=== Task material ===
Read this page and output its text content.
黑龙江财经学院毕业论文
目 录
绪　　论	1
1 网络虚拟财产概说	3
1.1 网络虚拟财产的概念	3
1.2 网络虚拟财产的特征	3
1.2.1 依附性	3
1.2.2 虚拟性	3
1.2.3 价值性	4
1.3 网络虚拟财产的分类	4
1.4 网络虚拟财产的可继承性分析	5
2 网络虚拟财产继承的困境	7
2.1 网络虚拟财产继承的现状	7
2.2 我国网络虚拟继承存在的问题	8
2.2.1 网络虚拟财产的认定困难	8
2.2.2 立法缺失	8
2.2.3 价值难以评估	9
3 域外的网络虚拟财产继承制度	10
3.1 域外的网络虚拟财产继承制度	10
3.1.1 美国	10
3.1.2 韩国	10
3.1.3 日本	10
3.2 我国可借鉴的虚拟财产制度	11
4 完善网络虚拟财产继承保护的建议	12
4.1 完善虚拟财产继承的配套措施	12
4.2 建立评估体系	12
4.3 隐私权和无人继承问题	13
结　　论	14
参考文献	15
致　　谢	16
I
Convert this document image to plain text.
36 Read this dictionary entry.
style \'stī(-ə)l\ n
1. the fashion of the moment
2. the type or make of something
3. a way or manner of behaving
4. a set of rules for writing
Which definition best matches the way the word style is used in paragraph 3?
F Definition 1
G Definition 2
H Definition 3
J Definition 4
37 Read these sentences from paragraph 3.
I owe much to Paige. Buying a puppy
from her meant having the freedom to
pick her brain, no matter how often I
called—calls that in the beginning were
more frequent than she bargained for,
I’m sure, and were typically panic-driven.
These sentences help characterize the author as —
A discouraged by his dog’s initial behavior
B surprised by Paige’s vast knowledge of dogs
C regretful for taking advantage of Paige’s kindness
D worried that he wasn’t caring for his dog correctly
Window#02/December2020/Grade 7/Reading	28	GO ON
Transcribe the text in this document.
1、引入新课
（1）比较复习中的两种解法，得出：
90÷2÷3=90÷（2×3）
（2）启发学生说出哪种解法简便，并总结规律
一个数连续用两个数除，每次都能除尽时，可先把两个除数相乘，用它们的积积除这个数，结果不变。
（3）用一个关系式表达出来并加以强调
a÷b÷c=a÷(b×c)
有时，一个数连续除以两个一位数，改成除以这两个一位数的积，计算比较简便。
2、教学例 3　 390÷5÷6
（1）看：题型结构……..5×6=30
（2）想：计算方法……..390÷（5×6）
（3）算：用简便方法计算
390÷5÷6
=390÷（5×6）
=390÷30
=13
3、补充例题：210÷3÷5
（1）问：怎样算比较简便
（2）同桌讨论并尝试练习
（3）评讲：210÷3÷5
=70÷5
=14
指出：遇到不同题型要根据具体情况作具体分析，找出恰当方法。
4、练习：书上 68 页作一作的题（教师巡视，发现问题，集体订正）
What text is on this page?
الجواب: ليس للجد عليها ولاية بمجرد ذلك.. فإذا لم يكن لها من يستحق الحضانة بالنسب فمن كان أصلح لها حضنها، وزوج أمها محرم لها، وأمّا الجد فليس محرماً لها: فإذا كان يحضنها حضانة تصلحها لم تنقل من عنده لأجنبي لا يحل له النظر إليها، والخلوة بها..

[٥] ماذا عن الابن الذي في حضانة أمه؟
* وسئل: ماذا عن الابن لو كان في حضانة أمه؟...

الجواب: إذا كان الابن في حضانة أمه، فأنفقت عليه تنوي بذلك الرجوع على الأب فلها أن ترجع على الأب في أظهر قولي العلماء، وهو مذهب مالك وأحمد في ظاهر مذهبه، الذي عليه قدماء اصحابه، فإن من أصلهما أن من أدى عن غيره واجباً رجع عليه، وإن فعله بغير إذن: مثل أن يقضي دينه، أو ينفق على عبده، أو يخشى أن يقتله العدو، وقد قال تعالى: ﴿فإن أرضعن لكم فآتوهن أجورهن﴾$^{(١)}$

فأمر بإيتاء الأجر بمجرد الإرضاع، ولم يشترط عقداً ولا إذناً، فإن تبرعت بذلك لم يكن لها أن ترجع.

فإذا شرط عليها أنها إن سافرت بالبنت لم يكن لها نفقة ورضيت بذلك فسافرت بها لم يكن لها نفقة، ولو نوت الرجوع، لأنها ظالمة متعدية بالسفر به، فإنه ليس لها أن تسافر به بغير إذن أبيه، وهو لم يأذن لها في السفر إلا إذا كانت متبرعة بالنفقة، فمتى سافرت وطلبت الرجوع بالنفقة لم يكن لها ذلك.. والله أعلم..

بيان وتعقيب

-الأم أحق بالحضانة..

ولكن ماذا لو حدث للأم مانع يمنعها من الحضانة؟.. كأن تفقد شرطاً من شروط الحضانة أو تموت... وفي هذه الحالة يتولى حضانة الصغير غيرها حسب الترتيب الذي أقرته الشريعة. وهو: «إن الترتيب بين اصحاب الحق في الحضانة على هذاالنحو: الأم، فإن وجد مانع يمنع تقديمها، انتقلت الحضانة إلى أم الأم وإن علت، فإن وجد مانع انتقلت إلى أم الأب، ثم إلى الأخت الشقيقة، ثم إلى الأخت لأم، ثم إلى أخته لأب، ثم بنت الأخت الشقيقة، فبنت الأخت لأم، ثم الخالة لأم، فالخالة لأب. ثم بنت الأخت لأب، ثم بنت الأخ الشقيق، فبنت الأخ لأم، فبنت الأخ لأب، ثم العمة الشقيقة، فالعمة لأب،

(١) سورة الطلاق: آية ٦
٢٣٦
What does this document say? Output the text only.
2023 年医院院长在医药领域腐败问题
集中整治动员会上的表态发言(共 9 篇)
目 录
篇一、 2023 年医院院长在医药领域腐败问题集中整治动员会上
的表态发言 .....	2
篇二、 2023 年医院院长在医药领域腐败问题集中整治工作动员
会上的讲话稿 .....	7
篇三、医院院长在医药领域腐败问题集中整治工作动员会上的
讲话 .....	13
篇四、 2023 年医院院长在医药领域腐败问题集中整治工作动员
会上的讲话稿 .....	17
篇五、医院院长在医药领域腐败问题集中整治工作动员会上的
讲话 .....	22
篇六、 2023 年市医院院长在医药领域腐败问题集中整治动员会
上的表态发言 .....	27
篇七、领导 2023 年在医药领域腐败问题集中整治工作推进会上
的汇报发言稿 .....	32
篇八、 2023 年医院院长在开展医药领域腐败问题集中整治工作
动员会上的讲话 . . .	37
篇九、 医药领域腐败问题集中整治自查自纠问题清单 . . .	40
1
===
| What the exercise asks |
Scan the listing above and copy all lines containing the word "عليها".

| Result of this task |
الجواب: ليس للجد عليها ولاية بمجرد ذلك.. فإذا لم يكن لها من يستحق الحضانة بالنسب فمن كان أصلح لها حضنها، وزوج أمها محرم لها، وأمّا الجد فليس محرماً لها: فإذا كان يحضنها حضانة تصلحها لم تنقل من عنده لأجنبي لا يحل له النظر إليها، والخلوة بها..
فإذا شرط عليها أنها إن سافرت بالبنت لم يكن لها نفقة ورضيت بذلك فسافرت بها لم يكن لها نفقة، ولو نوت الرجوع، لأنها ظالمة متعدية بالسفر به، فإنه ليس لها أن تسافر به بغير إذن أبيه، وهو لم يأذن لها في السفر إلا إذا كانت متبرعة بالنفقة، فمتى سافرت وطلبت الرجوع بالنفقة لم يكن لها ذلك.. والله أعلم..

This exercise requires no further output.